• **Aim of the task**
Reproduce word for word the stretch of the rainbow painting text from "Rainbow’s End –" through "behaving as expected.".
----- Selected text
Rainbow’s End – Time Lapse Painting

Rainbow's End

Optical phenomena in paintings are always considered as mistakes. Whether it is the faithfully represented, but very unusual, sunset or the bizarre arrangement of objects you sometimes find in a landscape, they are regarded as mistakes‘. This is what I said in a post, last April, in relation to reflections on water not behaving as expected.

When I thought I had finished this painting, it occurred to me that the rainbow was indeed a very spectacular sight, occasionally seen. But this is valueless. The whole scene is from the imagination anyway so I could have had a leprechaun burying a pot of gold at the rainbow’s end. Anything is possible, using the imagination. I feel it is more important to portray the ordinary, or mundane, in a spectacular way. The viewer, hopefully, will appreciate the natural world a little more and not the power of the imagination of the artist. So the rainbow was reduced to an insignificant common sight, the kind we take for granted as part of the landscape. Spectacular natural phenomena are better recorded by photography, but this is losing its integrity as every photographic image is manipulated every step of the way, from the moment the shutter is released. If a photo is recorded as JPGs or TIFs the camera applies a pre-set series of algorithms to the RAW image to produce the JPG or TIF. If the image is recorded as a RAW image, the photographer has to manually manipulate the image him/herself.
----------
----- Available data
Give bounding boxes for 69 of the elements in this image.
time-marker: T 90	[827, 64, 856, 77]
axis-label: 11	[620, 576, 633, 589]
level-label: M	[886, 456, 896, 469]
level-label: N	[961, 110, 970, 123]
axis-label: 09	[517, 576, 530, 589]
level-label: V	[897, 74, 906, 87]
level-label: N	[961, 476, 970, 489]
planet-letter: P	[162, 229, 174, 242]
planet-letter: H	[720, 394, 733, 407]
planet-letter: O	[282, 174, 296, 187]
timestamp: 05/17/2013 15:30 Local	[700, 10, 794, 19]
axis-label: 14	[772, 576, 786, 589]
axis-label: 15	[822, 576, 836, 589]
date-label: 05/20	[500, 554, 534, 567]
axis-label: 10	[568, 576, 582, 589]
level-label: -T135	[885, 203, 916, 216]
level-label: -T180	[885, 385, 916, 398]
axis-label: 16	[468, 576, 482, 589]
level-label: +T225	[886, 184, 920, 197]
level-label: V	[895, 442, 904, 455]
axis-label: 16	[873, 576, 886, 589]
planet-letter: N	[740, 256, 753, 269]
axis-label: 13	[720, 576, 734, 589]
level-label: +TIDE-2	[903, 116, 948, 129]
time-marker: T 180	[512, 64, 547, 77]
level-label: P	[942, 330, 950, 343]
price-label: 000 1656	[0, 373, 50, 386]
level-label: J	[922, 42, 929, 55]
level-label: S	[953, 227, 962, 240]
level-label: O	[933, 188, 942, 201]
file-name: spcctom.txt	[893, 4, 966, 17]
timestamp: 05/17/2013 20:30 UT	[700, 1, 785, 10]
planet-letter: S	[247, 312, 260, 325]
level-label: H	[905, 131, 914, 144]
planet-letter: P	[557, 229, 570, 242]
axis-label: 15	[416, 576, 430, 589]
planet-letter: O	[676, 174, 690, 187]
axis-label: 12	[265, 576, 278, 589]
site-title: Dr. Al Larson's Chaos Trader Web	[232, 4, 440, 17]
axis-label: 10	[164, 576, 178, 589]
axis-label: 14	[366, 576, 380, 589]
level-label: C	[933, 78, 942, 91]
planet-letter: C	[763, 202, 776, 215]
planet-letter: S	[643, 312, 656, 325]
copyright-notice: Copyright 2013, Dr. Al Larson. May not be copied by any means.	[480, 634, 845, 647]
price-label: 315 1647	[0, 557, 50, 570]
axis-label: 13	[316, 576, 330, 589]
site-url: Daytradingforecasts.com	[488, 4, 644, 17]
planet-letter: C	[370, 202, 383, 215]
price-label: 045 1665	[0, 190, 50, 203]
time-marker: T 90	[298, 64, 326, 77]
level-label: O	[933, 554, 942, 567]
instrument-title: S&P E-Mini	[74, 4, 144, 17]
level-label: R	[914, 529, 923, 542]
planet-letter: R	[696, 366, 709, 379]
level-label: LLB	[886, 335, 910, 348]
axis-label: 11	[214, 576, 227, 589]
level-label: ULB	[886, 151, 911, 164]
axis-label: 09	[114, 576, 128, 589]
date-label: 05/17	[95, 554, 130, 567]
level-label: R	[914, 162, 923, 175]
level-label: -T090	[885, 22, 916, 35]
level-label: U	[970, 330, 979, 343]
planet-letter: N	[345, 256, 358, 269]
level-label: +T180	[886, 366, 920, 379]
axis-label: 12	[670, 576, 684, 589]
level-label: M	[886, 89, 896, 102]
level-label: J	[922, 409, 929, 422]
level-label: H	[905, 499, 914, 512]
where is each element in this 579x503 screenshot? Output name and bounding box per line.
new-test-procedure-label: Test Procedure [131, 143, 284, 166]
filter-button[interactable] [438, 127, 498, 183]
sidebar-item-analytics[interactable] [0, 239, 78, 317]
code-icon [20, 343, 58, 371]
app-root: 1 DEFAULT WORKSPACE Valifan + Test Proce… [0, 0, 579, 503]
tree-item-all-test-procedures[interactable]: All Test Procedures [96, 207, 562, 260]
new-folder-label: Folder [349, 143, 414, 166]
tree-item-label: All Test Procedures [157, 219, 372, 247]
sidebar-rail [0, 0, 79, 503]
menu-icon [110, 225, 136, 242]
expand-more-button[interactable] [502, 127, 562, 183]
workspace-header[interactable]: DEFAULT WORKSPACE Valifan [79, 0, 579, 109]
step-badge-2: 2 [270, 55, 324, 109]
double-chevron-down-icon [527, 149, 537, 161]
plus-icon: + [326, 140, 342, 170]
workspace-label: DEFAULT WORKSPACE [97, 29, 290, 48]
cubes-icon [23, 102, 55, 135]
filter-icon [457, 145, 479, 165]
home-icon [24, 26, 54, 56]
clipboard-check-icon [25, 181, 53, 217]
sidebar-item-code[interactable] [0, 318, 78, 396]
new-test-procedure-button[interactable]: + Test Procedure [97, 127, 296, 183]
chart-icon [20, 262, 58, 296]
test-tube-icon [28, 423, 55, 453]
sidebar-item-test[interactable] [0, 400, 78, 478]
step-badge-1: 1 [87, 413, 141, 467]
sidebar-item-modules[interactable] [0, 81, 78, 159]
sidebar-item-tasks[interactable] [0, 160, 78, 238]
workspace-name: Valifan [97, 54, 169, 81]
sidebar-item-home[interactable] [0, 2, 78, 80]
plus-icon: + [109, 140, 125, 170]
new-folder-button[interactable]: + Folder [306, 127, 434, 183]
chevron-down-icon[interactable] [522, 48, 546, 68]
----------
• **Written reply**
Rainbow’s End – Time Lapse Painting

Rainbow's End

Optical phenomena in paintings are always considered as mistakes. Whether it is the faithfully represented, but very unusual, sunset or the bizarre arrangement of objects you sometimes find in a landscape, they are regarded as mistakes‘. This is what I said in a post, last April, in relation to reflections on water not behaving as expected.